* _Written instruction_: Go through the records underneath and write each one out again exactly.

* _Record excerpts_:
- - - -
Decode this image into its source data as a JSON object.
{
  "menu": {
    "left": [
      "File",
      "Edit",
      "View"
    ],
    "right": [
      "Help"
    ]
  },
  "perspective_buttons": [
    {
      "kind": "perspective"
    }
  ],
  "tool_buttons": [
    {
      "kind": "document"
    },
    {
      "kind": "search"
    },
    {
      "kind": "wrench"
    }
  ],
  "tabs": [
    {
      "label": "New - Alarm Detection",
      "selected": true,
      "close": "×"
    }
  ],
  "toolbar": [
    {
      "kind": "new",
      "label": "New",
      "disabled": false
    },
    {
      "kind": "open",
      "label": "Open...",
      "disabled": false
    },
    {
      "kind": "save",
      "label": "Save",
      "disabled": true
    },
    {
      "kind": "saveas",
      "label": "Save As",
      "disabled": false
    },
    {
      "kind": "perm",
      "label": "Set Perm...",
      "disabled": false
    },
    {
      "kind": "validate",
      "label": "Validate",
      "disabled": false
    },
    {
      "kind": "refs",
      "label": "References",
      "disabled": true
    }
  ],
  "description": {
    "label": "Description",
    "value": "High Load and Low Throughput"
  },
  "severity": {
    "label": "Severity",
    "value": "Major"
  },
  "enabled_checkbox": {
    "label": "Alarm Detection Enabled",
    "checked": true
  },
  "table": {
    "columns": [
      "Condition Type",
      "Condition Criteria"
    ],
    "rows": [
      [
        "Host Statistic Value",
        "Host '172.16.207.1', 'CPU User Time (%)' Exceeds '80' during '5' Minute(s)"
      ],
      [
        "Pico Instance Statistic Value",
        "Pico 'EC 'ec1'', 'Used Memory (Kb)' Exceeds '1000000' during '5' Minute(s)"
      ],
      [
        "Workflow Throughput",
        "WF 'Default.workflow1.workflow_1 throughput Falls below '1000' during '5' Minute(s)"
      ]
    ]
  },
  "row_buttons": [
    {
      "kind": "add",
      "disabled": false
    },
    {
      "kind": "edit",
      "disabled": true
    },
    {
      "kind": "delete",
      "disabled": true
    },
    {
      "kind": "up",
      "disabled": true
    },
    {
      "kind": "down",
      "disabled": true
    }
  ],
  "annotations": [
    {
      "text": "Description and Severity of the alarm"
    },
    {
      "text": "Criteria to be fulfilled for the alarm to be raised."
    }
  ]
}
- - - -
* _Output_:
Decode this image into its source data as a JSON object.
{
  "menu": {
    "left": [
      "File",
      "Edit",
      "View"
    ],
    "right": [
      "Help"
    ]
  },
  "perspective_buttons": [
    {
      "kind": "perspective"
    }
  ],
  "tool_buttons": [
    {
      "kind": "document"
    },
    {
      "kind": "search"
    },
    {
      "kind": "wrench"
    }
  ],
  "tabs": [
    {
      "label": "New - Alarm Detection",
      "selected": true,
      "close": "×"
    }
  ],
  "toolbar": [
    {
      "kind": "new",
      "label": "New",
      "disabled": false
    },
    {
      "kind": "open",
      "label": "Open...",
      "disabled": false
    },
    {
      "kind": "save",
      "label": "Save",
      "disabled": true
    },
    {
      "kind": "saveas",
      "label": "Save As",
      "disabled": false
    },
    {
      "kind": "perm",
      "label": "Set Perm...",
      "disabled": false
    },
    {
      "kind": "validate",
      "label": "Validate",
      "disabled": false
    },
    {
      "kind": "refs",
      "label": "References",
      "disabled": true
    }
  ],
  "description": {
    "label": "Description",
    "value": "High Load and Low Throughput"
  },
  "severity": {
    "label": "Severity",
    "value": "Major"
  },
  "enabled_checkbox": {
    "label": "Alarm Detection Enabled",
    "checked": true
  },
  "table": {
    "columns": [
      "Condition Type",
      "Condition Criteria"
    ],
    "rows": [
      [
        "Host Statistic Value",
        "Host '172.16.207.1', 'CPU User Time (%)' Exceeds '80' during '5' Minute(s)"
      ],
      [
        "Pico Instance Statistic Value",
        "Pico 'EC 'ec1'', 'Used Memory (Kb)' Exceeds '1000000' during '5' Minute(s)"
      ],
      [
        "Workflow Throughput",
        "WF 'Default.workflow1.workflow_1 throughput Falls below '1000' during '5' Minute(s)"
      ]
    ]
  },
  "row_buttons": [
    {
      "kind": "add",
      "disabled": false
    },
    {
      "kind": "edit",
      "disabled": true
    },
    {
      "kind": "delete",
      "disabled": true
    },
    {
      "kind": "up",
      "disabled": true
    },
    {
      "kind": "down",
      "disabled": true
    }
  ],
  "annotations": [
    {
      "text": "Description and Severity of the alarm"
    },
    {
      "text": "Criteria to be fulfilled for the alarm to be raised."
    }
  ]
}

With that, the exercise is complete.